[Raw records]
## start

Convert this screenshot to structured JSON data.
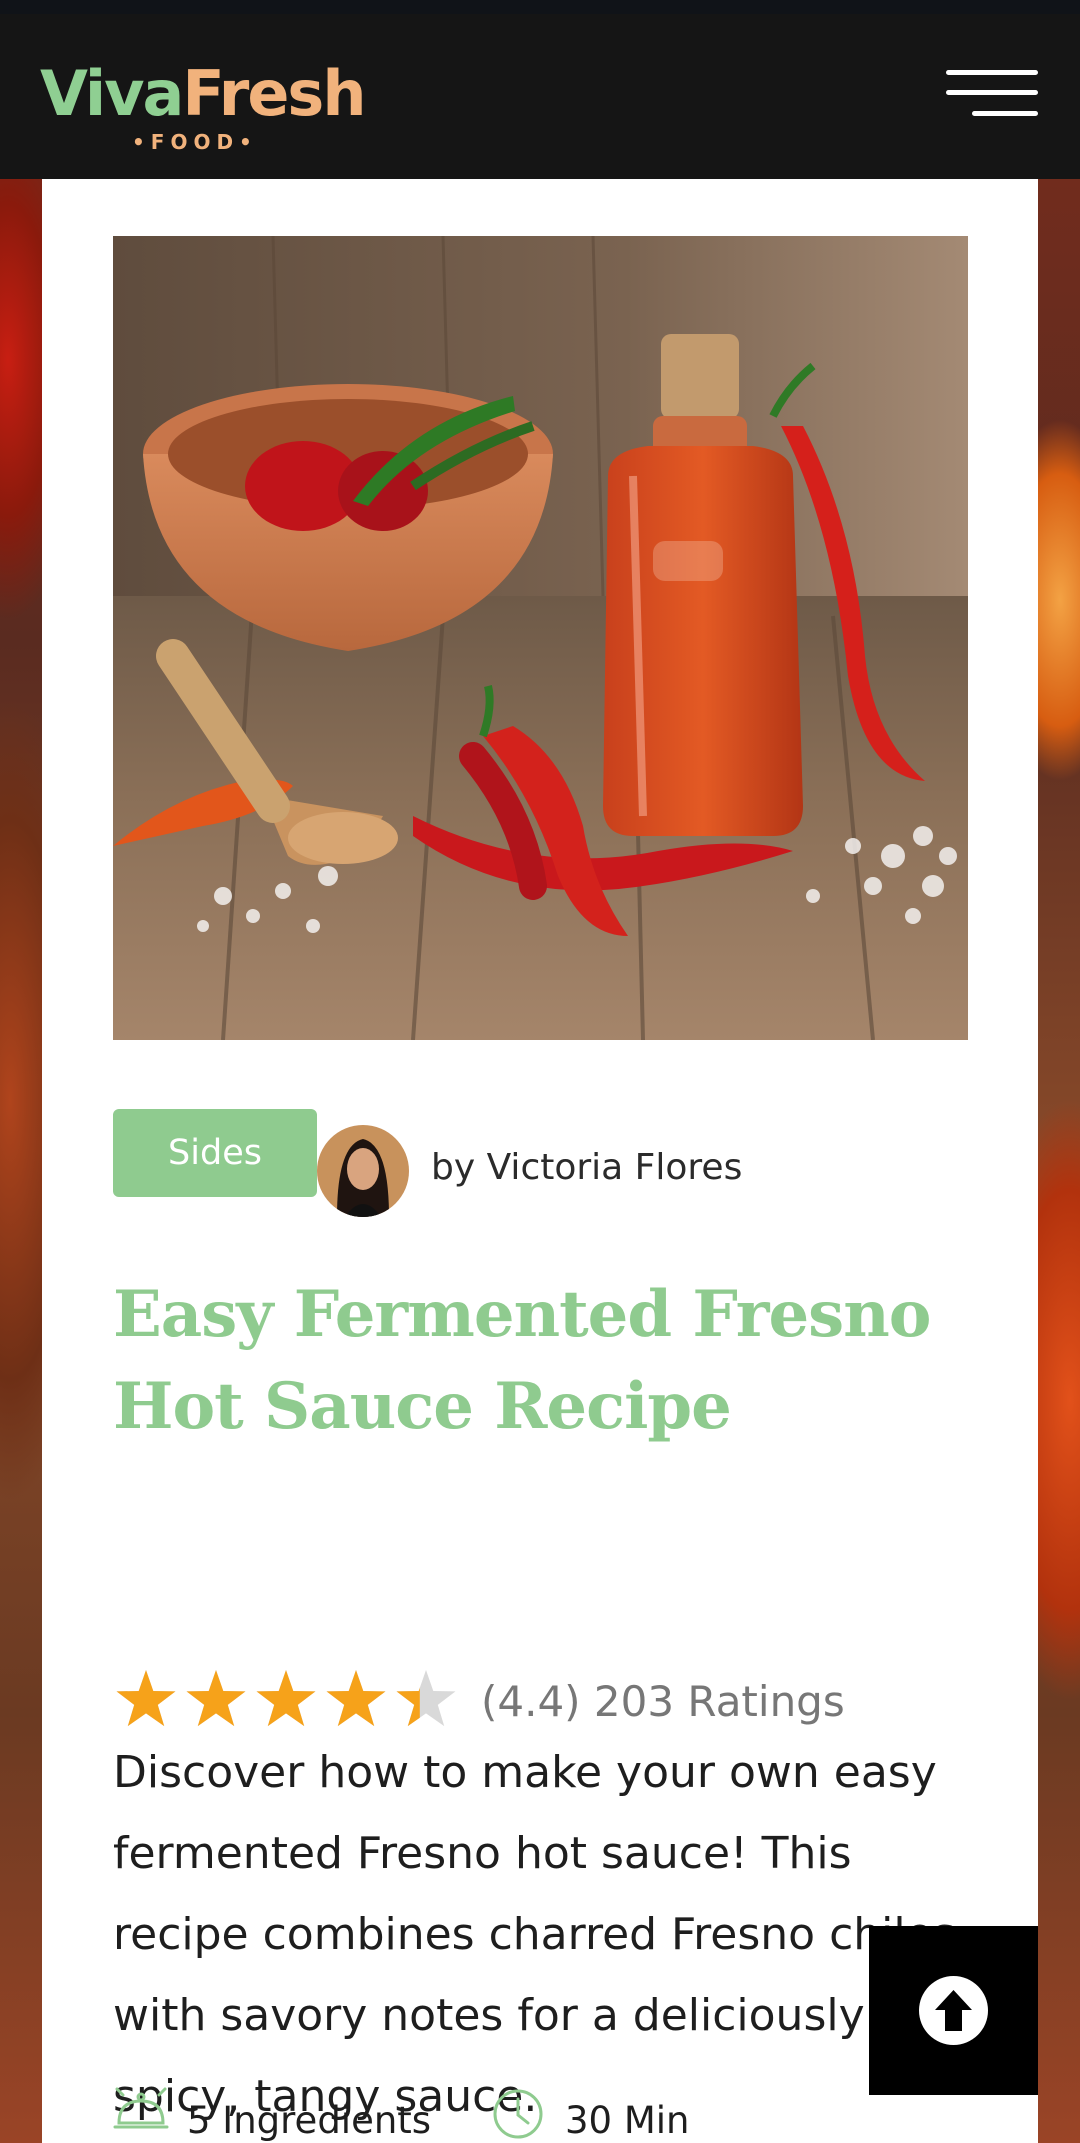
{
  "header": {
    "logo_viva": "Viva",
    "logo_fresh": "Fresh",
    "logo_sub": "•FOOD•",
    "menu_icon": "hamburger-menu-icon"
  },
  "recipe": {
    "hero_image": "hot-sauce-bottle-with-red-chiles",
    "category": "Sides",
    "author_prefix": "by",
    "author": "Victoria Flores",
    "author_line": "by Victoria Flores",
    "title": "Easy Fermented Fresno Hot Sauce Recipe",
    "rating": {
      "value": 4.4,
      "max": 5,
      "text": "(4.4) 203 Ratings",
      "star_color": "#f6a21a",
      "empty_star_color": "#d9d9d9"
    },
    "description": "Discover how to make your own easy fermented Fresno hot sauce! This recipe combines charred Fresno chiles with savory notes for a deliciously spicy, tangy sauce.",
    "ingredients_label": "5 Ingredients",
    "ingredients_icon": "cloche-icon",
    "time_label": "30 Min",
    "time_icon": "clock-icon"
  },
  "scroll_top": {
    "icon": "arrow-up-circle-icon"
  },
  "colors": {
    "brand_green": "#8fcb8f",
    "brand_orange": "#f1b27c",
    "header_bg": "#151515"
  }
}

## end

> **What to produce**:
Where a line in the material above holds "with", copy that line.

> **Answer below**:
    "hero_image": "hot-sauce-bottle-with-red-chiles",
    "description": "Discover how to make your own easy fermented Fresno hot sauce! This recipe combines charred Fresno chiles with savory notes for a deliciously spicy, tangy sauce.",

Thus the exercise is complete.